──────── Supplied text ────────

Original comment by pawjans...@gmail.com
on 29 May 2010 at 9:48
Original comment by kevinb@google.com
on 30 Jul 2010 at 3:53
Original comment by kevinb@google.com
on 30 Jul 2010 at 3:56
Issue 382 has been merged into this issue.
Original comment by kevinb@google.com
on 8 Sep 2010 at 7:00
No news about this issue? Does anybody have a workaround?
Original comment by terciofi...@gmail.com
on 9 Sep 2010 at 8:14
I talked to Bob about it today. We're considering reading a system property --
shocking, I know -- that would tell MapMaker not to start any background thread
(but perform cleanup in the user thread). Using that would make this problem
go away for you.
Original comment by kevinb@google.com
on 10 Sep 2010 at 6:36
I might be missing something, but couldn't you just add a shutdown method?
The problem is most severe in app servers and often you can't add system
properties there, so the workaround wouldn't be very widely applicable.
You could just document the shutdown method as unsupported and not part of
public API. Perhaps even advice that it's existence should be checked by
reflection (and thus also called by reflection).

──────── Dataset excerpts ────────

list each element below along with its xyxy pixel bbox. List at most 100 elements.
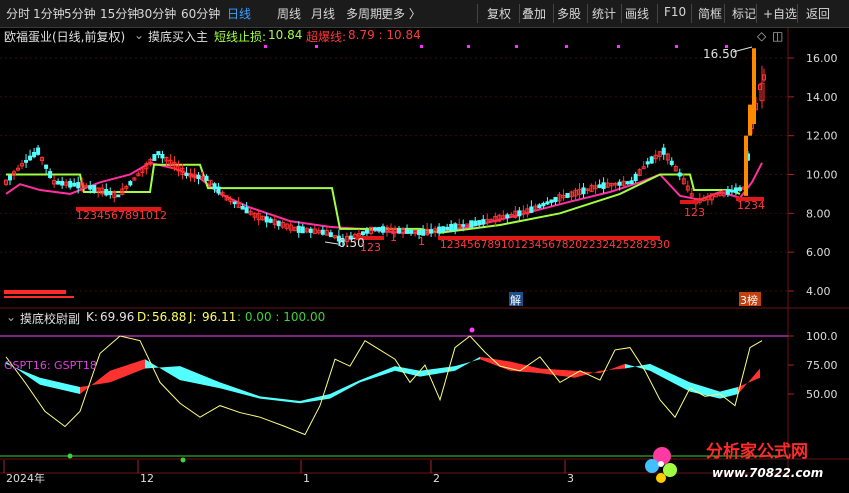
candle-body — [24, 159, 29, 163]
toolbar-separator — [657, 4, 658, 23]
osc-tick-label: 75.00 — [806, 359, 838, 372]
watermark-title: 分析家公式网 — [706, 441, 808, 462]
overbuy-label: 超爆线: — [306, 30, 347, 44]
period-tab-0[interactable]: 分时 — [6, 5, 30, 22]
period-toolbar: 分时 1分钟 5分钟 15分钟 30分钟 60分钟 日线 周线 月线 多周期 更多 〉 复权 叠加 多股统… — [0, 0, 849, 28]
toolbar-action-4[interactable]: 画线 — [625, 5, 649, 22]
main-indicator-name[interactable]: 摸底买入主 — [148, 28, 208, 45]
pin-icon[interactable]: ◇ — [757, 29, 766, 43]
candle-body — [417, 229, 422, 236]
osc-tick-label: 50.00 — [806, 388, 838, 401]
period-tab-10[interactable]: 更多 〉 — [381, 5, 421, 22]
signal-dot — [515, 45, 518, 48]
candle-body — [72, 182, 77, 187]
indicator-toggle-icon[interactable]: ⌄ — [134, 28, 144, 42]
signal-dot — [420, 45, 423, 48]
toolbar-action-2[interactable]: 多股 — [557, 5, 581, 22]
candle-body — [481, 219, 486, 225]
candle-body — [397, 228, 402, 234]
candle-body-highlight — [744, 135, 748, 196]
candle-body — [156, 151, 161, 156]
period-tab-8[interactable]: 月线 — [311, 5, 335, 22]
signal-dot — [675, 45, 678, 48]
candle-body — [669, 160, 674, 165]
candle-body — [469, 220, 474, 228]
toolbar-action-0[interactable]: 复权 — [487, 5, 511, 22]
candle-body — [320, 229, 325, 235]
toolbar-action-1[interactable]: 叠加 — [522, 5, 546, 22]
candle-body — [160, 154, 165, 159]
toolbar-action-5[interactable]: F10 — [664, 5, 686, 19]
sub-indicator-toggle-icon[interactable]: ⌄ — [6, 310, 16, 324]
watermark-url: www.70822.com — [712, 466, 823, 480]
period-tab-2[interactable]: 5分钟 — [64, 5, 96, 22]
price-tick-label: 12.00 — [806, 130, 838, 143]
candle-body — [529, 206, 534, 213]
candle-body — [376, 227, 381, 232]
candle-body — [276, 220, 281, 227]
toolbar-separator — [519, 4, 520, 23]
overbuy-values: 8.79 : 10.84 — [348, 28, 421, 42]
count-sequence-3: 1 — [390, 231, 397, 244]
toolbar-separator — [797, 4, 798, 23]
period-tab-6[interactable]: 日线 — [227, 5, 251, 22]
candle-body — [360, 231, 365, 236]
period-tab-9[interactable]: 多周期 — [346, 5, 382, 22]
main-chart[interactable]: 16.00 14.00 12.00 10.00 8.00 6.00 4.00 100.0 75… — [0, 28, 849, 493]
sub-indicator-name[interactable]: 摸底校尉副 — [20, 310, 80, 327]
period-tab-4[interactable]: 30分钟 — [137, 5, 176, 22]
candle-body — [32, 151, 37, 158]
signal-dot — [565, 45, 568, 48]
candle-body — [196, 174, 201, 180]
toolbar-action-8[interactable]: +自选 — [763, 5, 797, 22]
badge-jie[interactable]: 解 — [510, 293, 521, 307]
signal-dot — [315, 45, 318, 48]
candle-body — [617, 181, 622, 186]
time-tick-label: 2 — [433, 472, 440, 485]
signal-dot — [617, 45, 620, 48]
period-tab-7[interactable]: 周线 — [277, 5, 301, 22]
candle-body — [441, 226, 446, 232]
candle-body — [625, 181, 630, 185]
candle-body — [212, 183, 217, 190]
count-sequence-7: 1234 — [737, 199, 765, 212]
candle-body — [68, 180, 73, 188]
candle-body — [184, 173, 189, 176]
toolbar-separator — [553, 4, 554, 23]
candle-body — [372, 227, 377, 231]
signal-dot — [264, 45, 267, 48]
period-tab-5[interactable]: 60分钟 — [181, 5, 220, 22]
candle-body — [553, 196, 558, 203]
price-tick-label: 4.00 — [806, 285, 831, 298]
period-tab-3[interactable]: 15分钟 — [100, 5, 139, 22]
candle-body — [633, 173, 638, 181]
candle-body — [629, 180, 634, 185]
toolbar-action-3[interactable]: 统计 — [592, 5, 616, 22]
osc-extreme-dot — [67, 453, 73, 459]
toolbar-action-9[interactable]: 返回 — [806, 5, 830, 22]
d-label: D: — [137, 310, 151, 324]
candle-body — [232, 201, 237, 205]
period-tab-1[interactable]: 1分钟 — [33, 5, 65, 22]
d-value: 56.88 — [152, 310, 187, 324]
candle-body — [517, 210, 522, 217]
price-tick-label: 14.00 — [806, 91, 838, 104]
price-tick-label: 6.00 — [806, 246, 831, 259]
time-tick-label: 2024年 — [6, 471, 45, 485]
osc-extreme-dot — [469, 327, 475, 333]
candle-body — [296, 225, 301, 233]
signal-dot — [467, 45, 470, 48]
toolbar-action-6[interactable]: 简框 — [698, 5, 722, 22]
candle-body — [48, 171, 53, 178]
candle-body — [36, 147, 41, 155]
osc-extra-values: : 0.00 : 100.00 — [237, 310, 326, 324]
candle-body — [56, 180, 61, 185]
candle-body — [380, 226, 385, 233]
toolbar-action-7[interactable]: 标记 — [732, 5, 756, 22]
badge-bang[interactable]: 3榜 — [740, 293, 758, 307]
candle-body — [729, 189, 734, 193]
expand-icon[interactable]: ◫ — [772, 29, 783, 43]
candle-body — [661, 147, 666, 155]
toolbar-separator — [756, 4, 757, 23]
high-price-label: 16.50 — [703, 47, 737, 61]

────────

**Given task:** Supply what follows in the issue thread about MapMaker's background cleanup thread, beginning immediately after its last sentence.

**Written response:**
Original comment by syva...@yahoo.com
on 10 Sep 2010 at 6:57
The suggested solution of using a System property is unfortunately useless for
a vast number of deployment scenarios and does nothing to fix the problem. +1
for just not creating a Finalizer thread in a library and instead piggybacking
expiry on user-level operations every <hopefully customizable n> operations
instead.
Here's another idea that builds on this. How about requiring a user-supplied
Executor in which to run instead, as additional argument to the expiration()
builder method or the public FinalizerQueue class? This decouples enabled
expiry from having to create a physical thread at all, and allows proper
lifecycle control by the caller, instead of forcing the library to fly blind
and make guesses about what to do. The caller then is not only responsible, but
also now actually in a position (!) to do environment-specific lifecycle
control: quiesced waiting, forced shutdown, Bundle.stop(),
ServletContextListener, whatever.
While we're at it, the same Executor could also be used to invoke the listener,
if added by the builder.
One new caveat would be that a user can now share an Executor between multiple
CCHMs. If the Executor had really only one or any other fixed number of
threads, then too many continuously running-and-blocking-without-timeout
Finalizer.run() in their current form might start clogging the Executor. If
reference cleaning were batched per CCHM, the run() loop could terminate after
doing whatever is necessary.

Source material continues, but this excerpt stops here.